#### [Input for this task]
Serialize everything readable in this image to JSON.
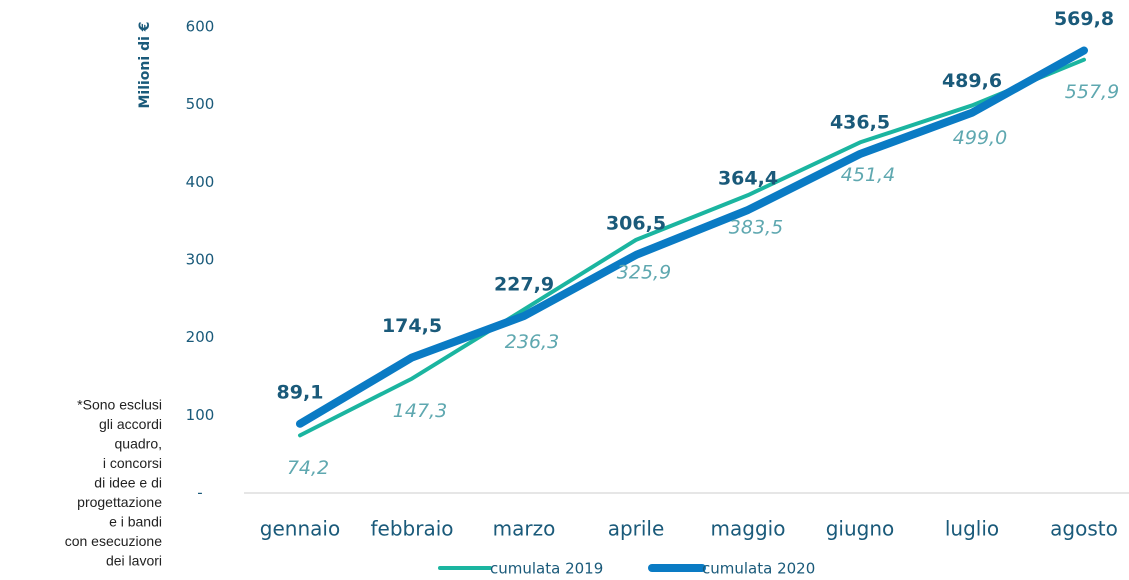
{
  "chart_data": {
    "type": "line",
    "y_label": "Milioni di €",
    "categories": [
      "gennaio",
      "febbraio",
      "marzo",
      "aprile",
      "maggio",
      "giugno",
      "luglio",
      "agosto"
    ],
    "series": [
      {
        "name": "cumulata 2019",
        "color": "#1bb5a0",
        "values": [
          74.2,
          147.3,
          236.3,
          325.9,
          383.5,
          451.4,
          499.0,
          557.9
        ],
        "value_labels": [
          "74,2",
          "147,3",
          "236,3",
          "325,9",
          "383,5",
          "451,4",
          "499,0",
          "557,9"
        ]
      },
      {
        "name": "cumulata 2020",
        "color": "#0a7bc4",
        "values": [
          89.1,
          174.5,
          227.9,
          306.5,
          364.4,
          436.5,
          489.6,
          569.8
        ],
        "value_labels": [
          "89,1",
          "174,5",
          "227,9",
          "306,5",
          "364,4",
          "436,5",
          "489,6",
          "569,8"
        ]
      }
    ],
    "ylim": [
      0,
      600
    ],
    "yticks": [
      {
        "value": 0,
        "label": "-"
      },
      100,
      200,
      300,
      400,
      500,
      600
    ],
    "legend": "bottom",
    "footnote_lines": [
      "*Sono esclusi",
      "gli accordi",
      "quadro,",
      "i concorsi",
      "di idee e di",
      "progettazione",
      "e i bandi",
      "con esecuzione",
      "dei lavori"
    ]
  }
}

#### [Task prompt]
Write out every record above exactly as it stands, but leave out the pictures.

#### [Exercise output]
Serialize everything readable in this image to JSON.
{
  "chart_data": {
    "type": "line",
    "y_label": "Milioni di €",
    "categories": [
      "gennaio",
      "febbraio",
      "marzo",
      "aprile",
      "maggio",
      "giugno",
      "luglio",
      "agosto"
    ],
    "series": [
      {
        "name": "cumulata 2019",
        "color": "#1bb5a0",
        "values": [
          74.2,
          147.3,
          236.3,
          325.9,
          383.5,
          451.4,
          499.0,
          557.9
        ],
        "value_labels": [
          "74,2",
          "147,3",
          "236,3",
          "325,9",
          "383,5",
          "451,4",
          "499,0",
          "557,9"
        ]
      },
      {
        "name": "cumulata 2020",
        "color": "#0a7bc4",
        "values": [
          89.1,
          174.5,
          227.9,
          306.5,
          364.4,
          436.5,
          489.6,
          569.8
        ],
        "value_labels": [
          "89,1",
          "174,5",
          "227,9",
          "306,5",
          "364,4",
          "436,5",
          "489,6",
          "569,8"
        ]
      }
    ],
    "ylim": [
      0,
      600
    ],
    "yticks": [
      {
        "value": 0,
        "label": "-"
      },
      100,
      200,
      300,
      400,
      500,
      600
    ],
    "legend": "bottom",
    "footnote_lines": [
      "*Sono esclusi",
      "gli accordi",
      "quadro,",
      "i concorsi",
      "di idee e di",
      "progettazione",
      "e i bandi",
      "con esecuzione",
      "dei lavori"
    ]
  }
}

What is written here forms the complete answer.